* [DATASET]

+++++

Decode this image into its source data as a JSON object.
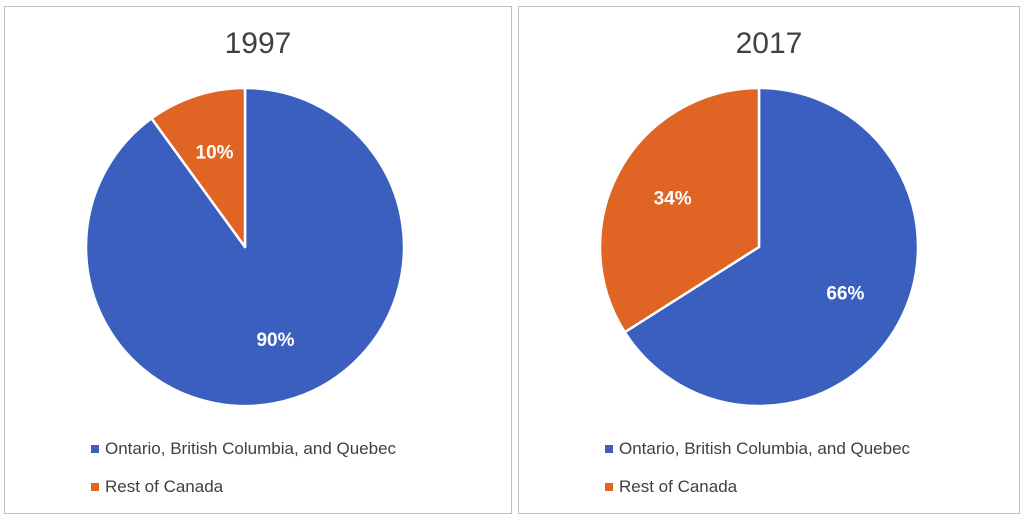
{
  "colors": {
    "primary": "#3A5FBE",
    "secondary": "#E06524"
  },
  "chart_data": [
    {
      "type": "pie",
      "title": "1997",
      "categories": [
        "Ontario, British Columbia, and Quebec",
        "Rest of Canada"
      ],
      "values": [
        90,
        10
      ],
      "data_labels": [
        "90%",
        "10%"
      ],
      "legend_position": "bottom"
    },
    {
      "type": "pie",
      "title": "2017",
      "categories": [
        "Ontario, British Columbia, and Quebec",
        "Rest of Canada"
      ],
      "values": [
        66,
        34
      ],
      "data_labels": [
        "66%",
        "34%"
      ],
      "legend_position": "bottom"
    }
  ]
}
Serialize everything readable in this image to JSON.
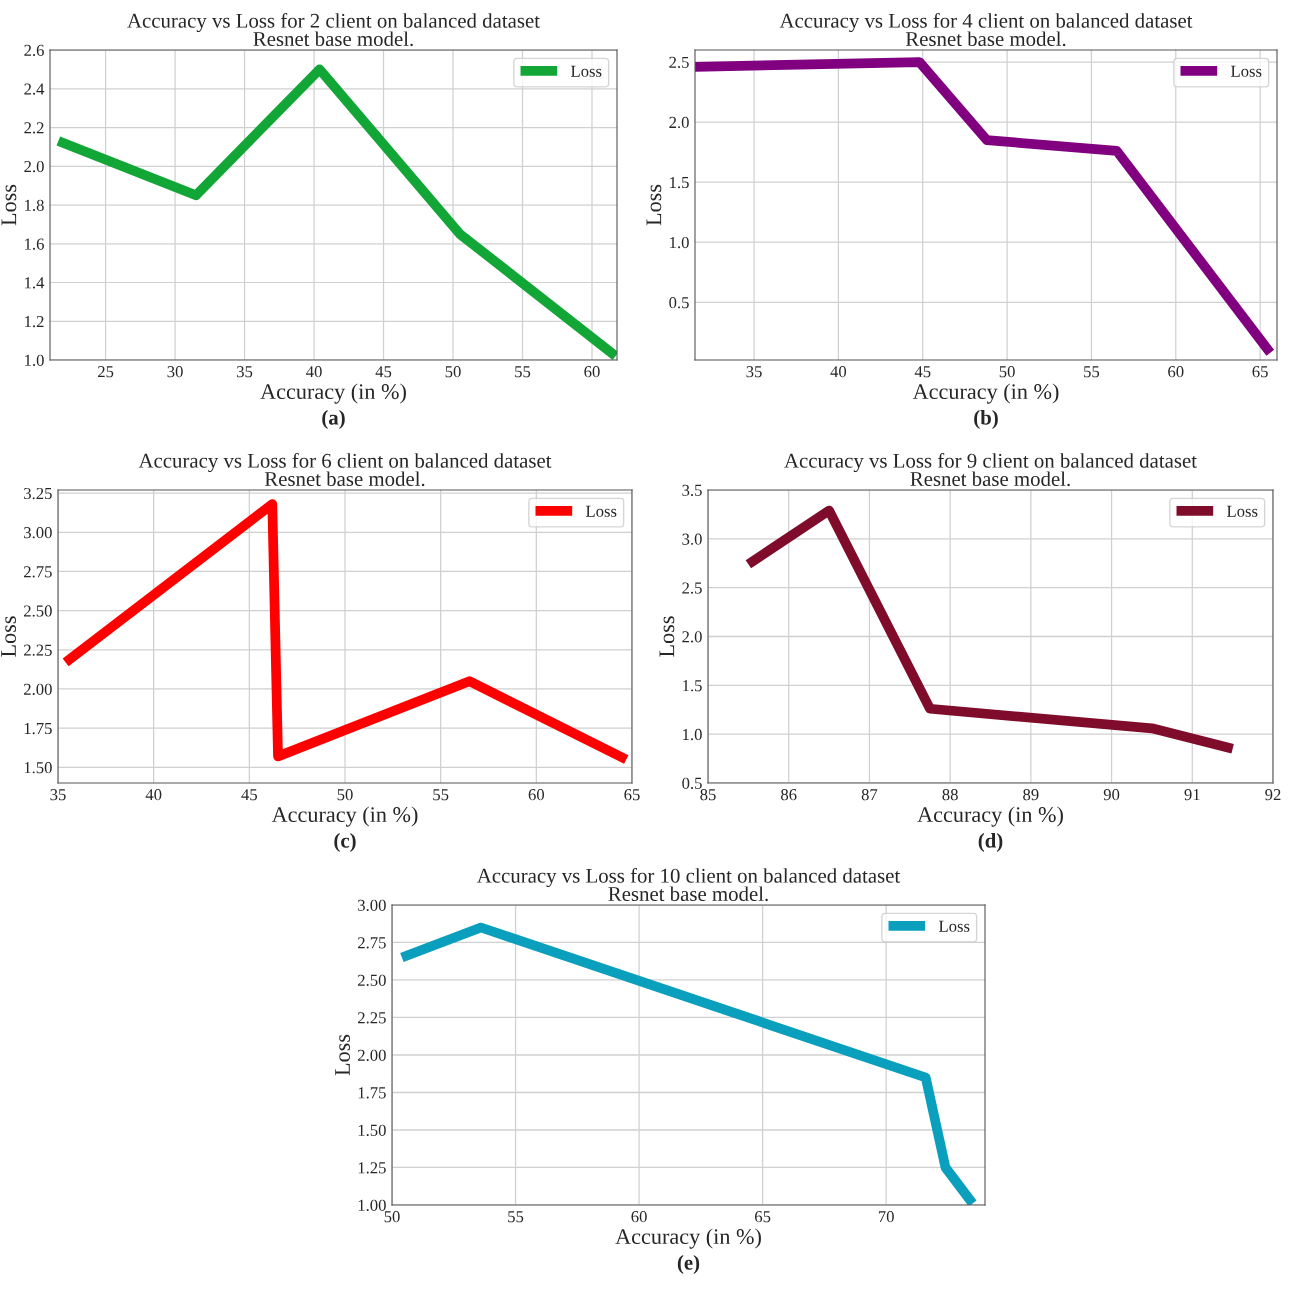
{
  "chart_data": [
    {
      "type": "line",
      "title": "Accuracy vs Loss for 2 client on balanced dataset",
      "subtitle": "Resnet base model.",
      "xlabel": "Accuracy (in %)",
      "ylabel": "Loss",
      "annotations": [
        "(a)"
      ],
      "x": [
        21.6,
        31.5,
        40.4,
        50.5,
        61.7
      ],
      "series": [
        {
          "name": "Loss",
          "color": "#12a637",
          "values": [
            2.13,
            1.85,
            2.5,
            1.65,
            1.02
          ]
        }
      ],
      "xlim": [
        21,
        61.8
      ],
      "xticks": [
        25,
        30,
        35,
        40,
        45,
        50,
        55,
        60
      ],
      "ylim": [
        1.0,
        2.6
      ],
      "yticks": [
        {
          "value": 1.0,
          "label": "1.0"
        },
        1.2,
        1.4,
        1.6,
        1.8,
        {
          "value": 2.0,
          "label": "2.0"
        },
        2.2,
        2.4,
        2.6
      ],
      "grid": true,
      "legend": "top right",
      "line_style": "solid"
    },
    {
      "type": "line",
      "title": "Accuracy vs Loss for 4 client on balanced dataset",
      "subtitle": "Resnet base model.",
      "xlabel": "Accuracy (in %)",
      "ylabel": "Loss",
      "annotations": [
        "(b)"
      ],
      "x": [
        31.5,
        44.8,
        48.8,
        56.5,
        65.6
      ],
      "series": [
        {
          "name": "Loss",
          "color": "#800080",
          "values": [
            2.46,
            2.5,
            1.85,
            1.76,
            0.08
          ]
        }
      ],
      "xlim": [
        31.5,
        66.0
      ],
      "xticks": [
        35,
        40,
        45,
        50,
        55,
        60,
        65
      ],
      "ylim": [
        0.02,
        2.6
      ],
      "yticks": [
        0.5,
        {
          "value": 1.0,
          "label": "1.0"
        },
        1.5,
        {
          "value": 2.0,
          "label": "2.0"
        },
        2.5
      ],
      "grid": true,
      "legend": "top right",
      "line_style": "solid"
    },
    {
      "type": "line",
      "title": "Accuracy vs Loss for 6 client on balanced dataset",
      "subtitle": "Resnet base model.",
      "xlabel": "Accuracy (in %)",
      "ylabel": "Loss",
      "annotations": [
        "(c)"
      ],
      "x": [
        35.4,
        46.2,
        46.5,
        56.5,
        64.7
      ],
      "series": [
        {
          "name": "Loss",
          "color": "#ff0000",
          "values": [
            2.17,
            3.18,
            1.57,
            2.05,
            1.55
          ]
        }
      ],
      "xlim": [
        35,
        65
      ],
      "xticks": [
        35,
        40,
        45,
        50,
        55,
        60,
        65
      ],
      "ylim": [
        1.4,
        3.27
      ],
      "yticks": [
        {
          "value": 1.5,
          "label": "1.50"
        },
        1.75,
        {
          "value": 2.0,
          "label": "2.00"
        },
        2.25,
        {
          "value": 2.5,
          "label": "2.50"
        },
        2.75,
        {
          "value": 3.0,
          "label": "3.00"
        },
        3.25
      ],
      "grid": true,
      "legend": "top right",
      "line_style": "solid"
    },
    {
      "type": "line",
      "title": "Accuracy vs Loss for 9 client on balanced dataset",
      "subtitle": "Resnet base model.",
      "xlabel": "Accuracy (in %)",
      "ylabel": "Loss",
      "annotations": [
        "(d)"
      ],
      "x": [
        85.5,
        86.5,
        87.75,
        90.5,
        91.5
      ],
      "series": [
        {
          "name": "Loss",
          "color": "#800c2c",
          "values": [
            2.74,
            3.29,
            1.26,
            1.06,
            0.85
          ]
        }
      ],
      "xlim": [
        85,
        92
      ],
      "xticks": [
        85,
        86,
        87,
        88,
        89,
        90,
        91,
        92
      ],
      "ylim": [
        0.5,
        3.5
      ],
      "yticks": [
        0.5,
        {
          "value": 1.0,
          "label": "1.0"
        },
        1.5,
        {
          "value": 2.0,
          "label": "2.0"
        },
        2.5,
        {
          "value": 3.0,
          "label": "3.0"
        },
        3.5
      ],
      "grid": true,
      "legend": "top right",
      "line_style": "solid"
    },
    {
      "type": "line",
      "title": "Accuracy vs Loss for 10 client on balanced dataset",
      "subtitle": "Resnet base model.",
      "xlabel": "Accuracy (in %)",
      "ylabel": "Loss",
      "annotations": [
        "(e)"
      ],
      "x": [
        50.4,
        53.6,
        71.6,
        72.4,
        73.5
      ],
      "series": [
        {
          "name": "Loss",
          "color": "#0a9fbd",
          "values": [
            2.65,
            2.85,
            1.85,
            1.25,
            1.01
          ]
        }
      ],
      "xlim": [
        50,
        74
      ],
      "xticks": [
        50,
        55,
        60,
        65,
        70
      ],
      "ylim": [
        1.0,
        3.0
      ],
      "yticks": [
        {
          "value": 1.0,
          "label": "1.00"
        },
        1.25,
        {
          "value": 1.5,
          "label": "1.50"
        },
        1.75,
        {
          "value": 2.0,
          "label": "2.00"
        },
        2.25,
        {
          "value": 2.5,
          "label": "2.50"
        },
        2.75,
        {
          "value": 3.0,
          "label": "3.00"
        }
      ],
      "grid": true,
      "legend": "top right",
      "line_style": "solid"
    }
  ]
}
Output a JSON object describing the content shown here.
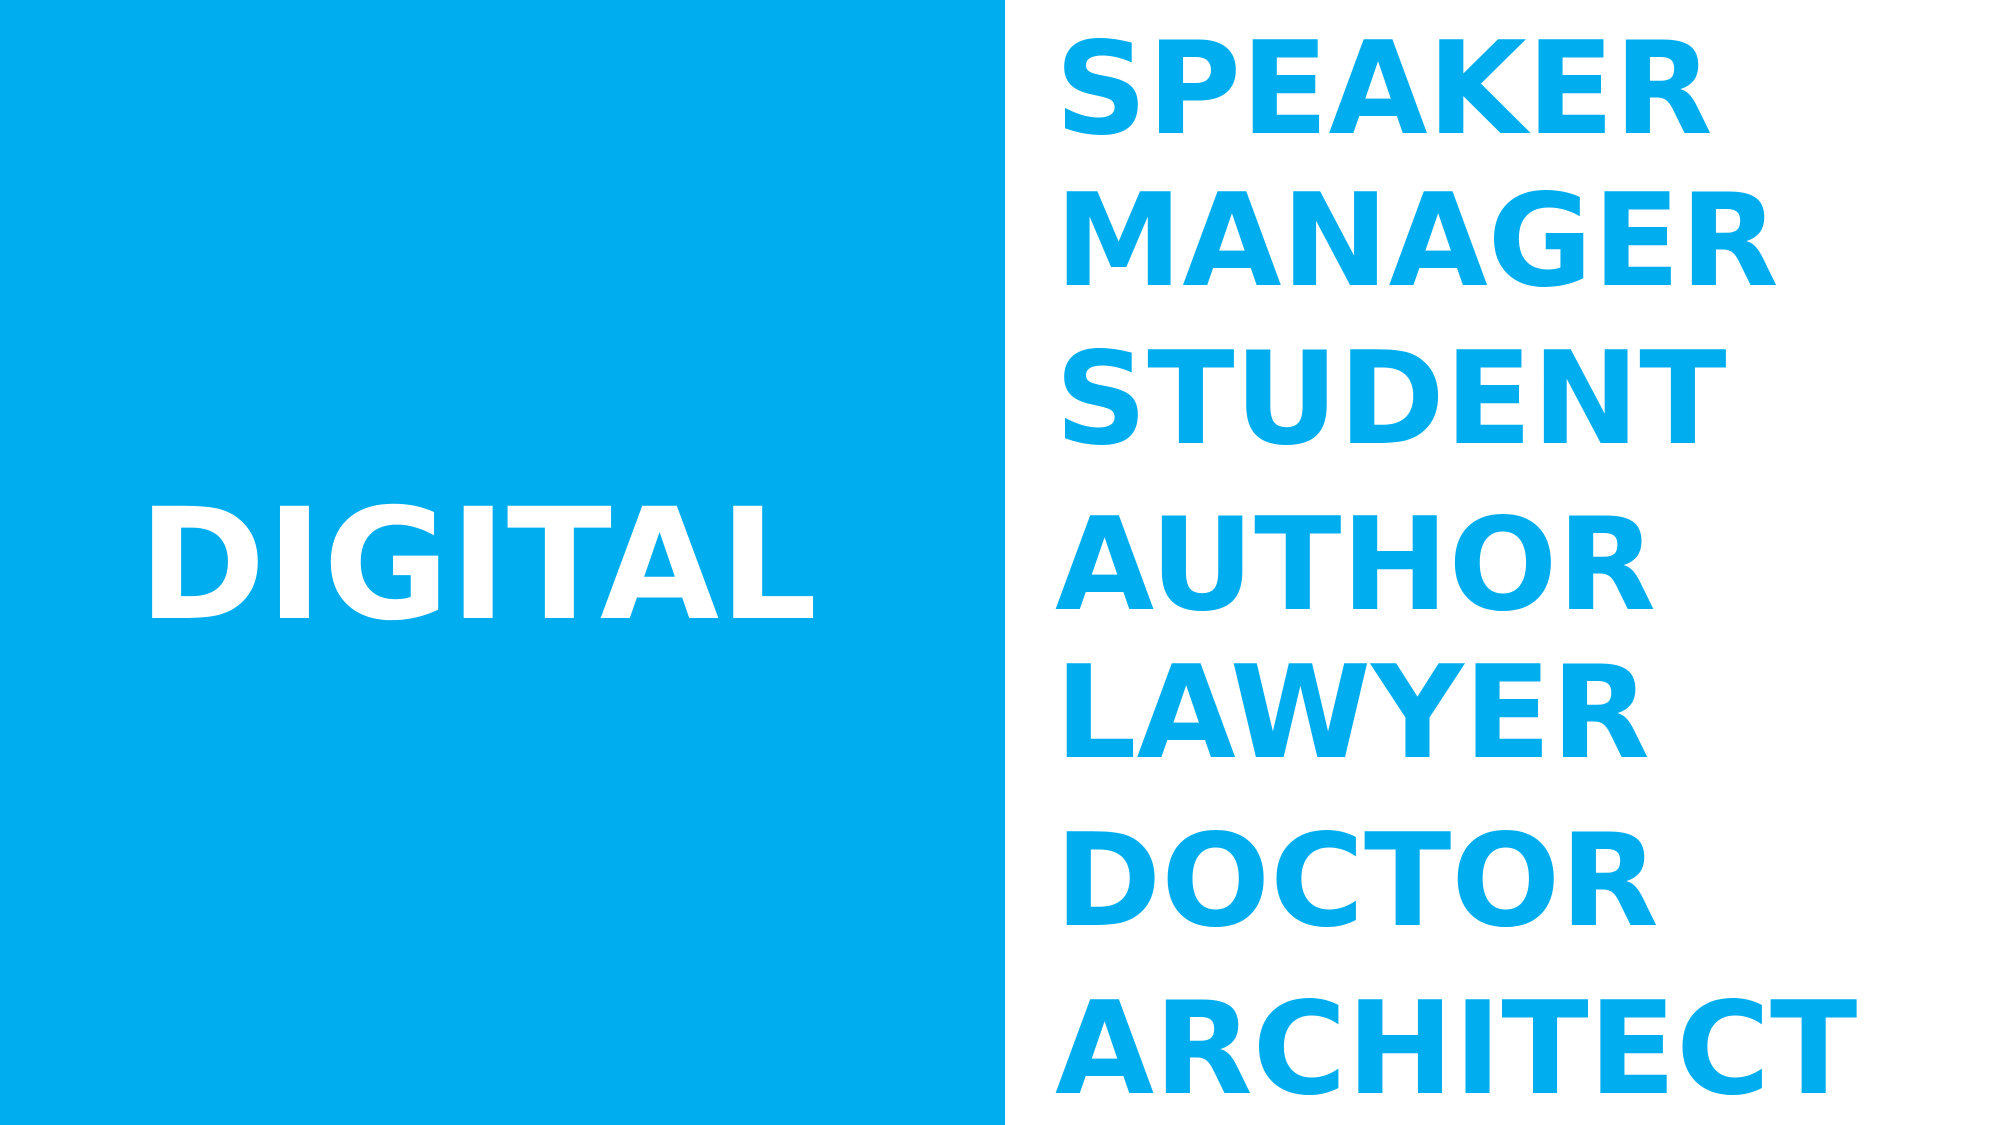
{
  "colors": {
    "accent": "#00aeef",
    "background": "#ffffff",
    "main_text": "#ffffff"
  },
  "main_word": "DIGITAL",
  "words": [
    "SPEAKER",
    "MANAGER",
    "STUDENT",
    "AUTHOR",
    "LAWYER",
    "DOCTOR",
    "ARCHITECT"
  ]
}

+++++

* [SET PROBLEM] Reproduce the material above in full and without alteration, but skip all pictures.

* [ANSWER TO THE EXERCISE]
Decode this image into its source data as a JSON object.
{
  "colors": {
    "primary": "#3A5FBE",
    "secondary": "#E06524"
  },
  "chart_data": [
    {
      "type": "pie",
      "title": "1997",
      "categories": [
        "Ontario, British Columbia, and Quebec",
        "Rest of Canada"
      ],
      "values": [
        90,
        10
      ],
      "data_labels": [
        "90%",
        "10%"
      ],
      "legend_position": "bottom"
    },
    {
      "type": "pie",
      "title": "2017",
      "categories": [
        "Ontario, British Columbia, and Quebec",
        "Rest of Canada"
      ],
      "values": [
        66,
        34
      ],
      "data_labels": [
        "66%",
        "34%"
      ],
      "legend_position": "bottom"
    }
  ]
}
Serialize everything readable in this image to JSON.
{
  "chart_data": [
    {
      "type": "line",
      "title": "Accuracy vs Loss for 2 client on balanced dataset",
      "subtitle": "Resnet base model.",
      "xlabel": "Accuracy (in %)",
      "ylabel": "Loss",
      "annotations": [
        "(a)"
      ],
      "x": [
        21.6,
        31.5,
        40.4,
        50.5,
        61.7
      ],
      "series": [
        {
          "name": "Loss",
          "color": "#12a637",
          "values": [
            2.13,
            1.85,
            2.5,
            1.65,
            1.02
          ]
        }
      ],
      "xlim": [
        21,
        61.8
      ],
      "xticks": [
        25,
        30,
        35,
        40,
        45,
        50,
        55,
        60
      ],
      "ylim": [
        1.0,
        2.6
      ],
      "yticks": [
        {
          "value": 1.0,
          "label": "1.0"
        },
        1.2,
        1.4,
        1.6,
        1.8,
        {
          "value": 2.0,
          "label": "2.0"
        },
        2.2,
        2.4,
        2.6
      ],
      "grid": true,
      "legend": "top right",
      "line_style": "solid"
    },
    {
      "type": "line",
      "title": "Accuracy vs Loss for 4 client on balanced dataset",
      "subtitle": "Resnet base model.",
      "xlabel": "Accuracy (in %)",
      "ylabel": "Loss",
      "annotations": [
        "(b)"
      ],
      "x": [
        31.5,
        44.8,
        48.8,
        56.5,
        65.6
      ],
      "series": [
        {
          "name": "Loss",
          "color": "#800080",
          "values": [
            2.46,
            2.5,
            1.85,
            1.76,
            0.08
          ]
        }
      ],
      "xlim": [
        31.5,
        66.0
      ],
      "xticks": [
        35,
        40,
        45,
        50,
        55,
        60,
        65
      ],
      "ylim": [
        0.02,
        2.6
      ],
      "yticks": [
        0.5,
        {
          "value": 1.0,
          "label": "1.0"
        },
        1.5,
        {
          "value": 2.0,
          "label": "2.0"
        },
        2.5
      ],
      "grid": true,
      "legend": "top right",
      "line_style": "solid"
    },
    {
      "type": "line",
      "title": "Accuracy vs Loss for 6 client on balanced dataset",
      "subtitle": "Resnet base model.",
      "xlabel": "Accuracy (in %)",
      "ylabel": "Loss",
      "annotations": [
        "(c)"
      ],
      "x": [
        35.4,
        46.2,
        46.5,
        56.5,
        64.7
      ],
      "series": [
        {
          "name": "Loss",
          "color": "#ff0000",
          "values": [
            2.17,
            3.18,
            1.57,
            2.05,
            1.55
          ]
        }
      ],
      "xlim": [
        35,
        65
      ],
      "xticks": [
        35,
        40,
        45,
        50,
        55,
        60,
        65
      ],
      "ylim": [
        1.4,
        3.27
      ],
      "yticks": [
        {
          "value": 1.5,
          "label": "1.50"
        },
        1.75,
        {
          "value": 2.0,
          "label": "2.00"
        },
        2.25,
        {
          "value": 2.5,
          "label": "2.50"
        },
        2.75,
        {
          "value": 3.0,
          "label": "3.00"
        },
        3.25
      ],
      "grid": true,
      "legend": "top right",
      "line_style": "solid"
    },
    {
      "type": "line",
      "title": "Accuracy vs Loss for 9 client on balanced dataset",
      "subtitle": "Resnet base model.",
      "xlabel": "Accuracy (in %)",
      "ylabel": "Loss",
      "annotations": [
        "(d)"
      ],
      "x": [
        85.5,
        86.5,
        87.75,
        90.5,
        91.5
      ],
      "series": [
        {
          "name": "Loss",
          "color": "#800c2c",
          "values": [
            2.74,
            3.29,
            1.26,
            1.06,
            0.85
          ]
        }
      ],
      "xlim": [
        85,
        92
      ],
      "xticks": [
        85,
        86,
        87,
        88,
        89,
        90,
        91,
        92
      ],
      "ylim": [
        0.5,
        3.5
      ],
      "yticks": [
        0.5,
        {
          "value": 1.0,
          "label": "1.0"
        },
        1.5,
        {
          "value": 2.0,
          "label": "2.0"
        },
        2.5,
        {
          "value": 3.0,
          "label": "3.0"
        },
        3.5
      ],
      "grid": true,
      "legend": "top right",
      "line_style": "solid"
    },
    {
      "type": "line",
      "title": "Accuracy vs Loss for 10 client on balanced dataset",
      "subtitle": "Resnet base model.",
      "xlabel": "Accuracy (in %)",
      "ylabel": "Loss",
      "annotations": [
        "(e)"
      ],
      "x": [
        50.4,
        53.6,
        71.6,
        72.4,
        73.5
      ],
      "series": [
        {
          "name": "Loss",
          "color": "#0a9fbd",
          "values": [
            2.65,
            2.85,
            1.85,
            1.25,
            1.01
          ]
        }
      ],
      "xlim": [
        50,
        74
      ],
      "xticks": [
        50,
        55,
        60,
        65,
        70
      ],
      "ylim": [
        1.0,
        3.0
      ],
      "yticks": [
        {
          "value": 1.0,
          "label": "1.00"
        },
        1.25,
        {
          "value": 1.5,
          "label": "1.50"
        },
        1.75,
        {
          "value": 2.0,
          "label": "2.00"
        },
        2.25,
        {
          "value": 2.5,
          "label": "2.50"
        },
        2.75,
        {
          "value": 3.0,
          "label": "3.00"
        }
      ],
      "grid": true,
      "legend": "top right",
      "line_style": "solid"
    }
  ]
}
Output a JSON object describing the content shown here.
{
  "colors": {
    "accent": "#00aeef",
    "background": "#ffffff",
    "main_text": "#ffffff"
  },
  "main_word": "DIGITAL",
  "words": [
    "SPEAKER",
    "MANAGER",
    "STUDENT",
    "AUTHOR",
    "LAWYER",
    "DOCTOR",
    "ARCHITECT"
  ]
}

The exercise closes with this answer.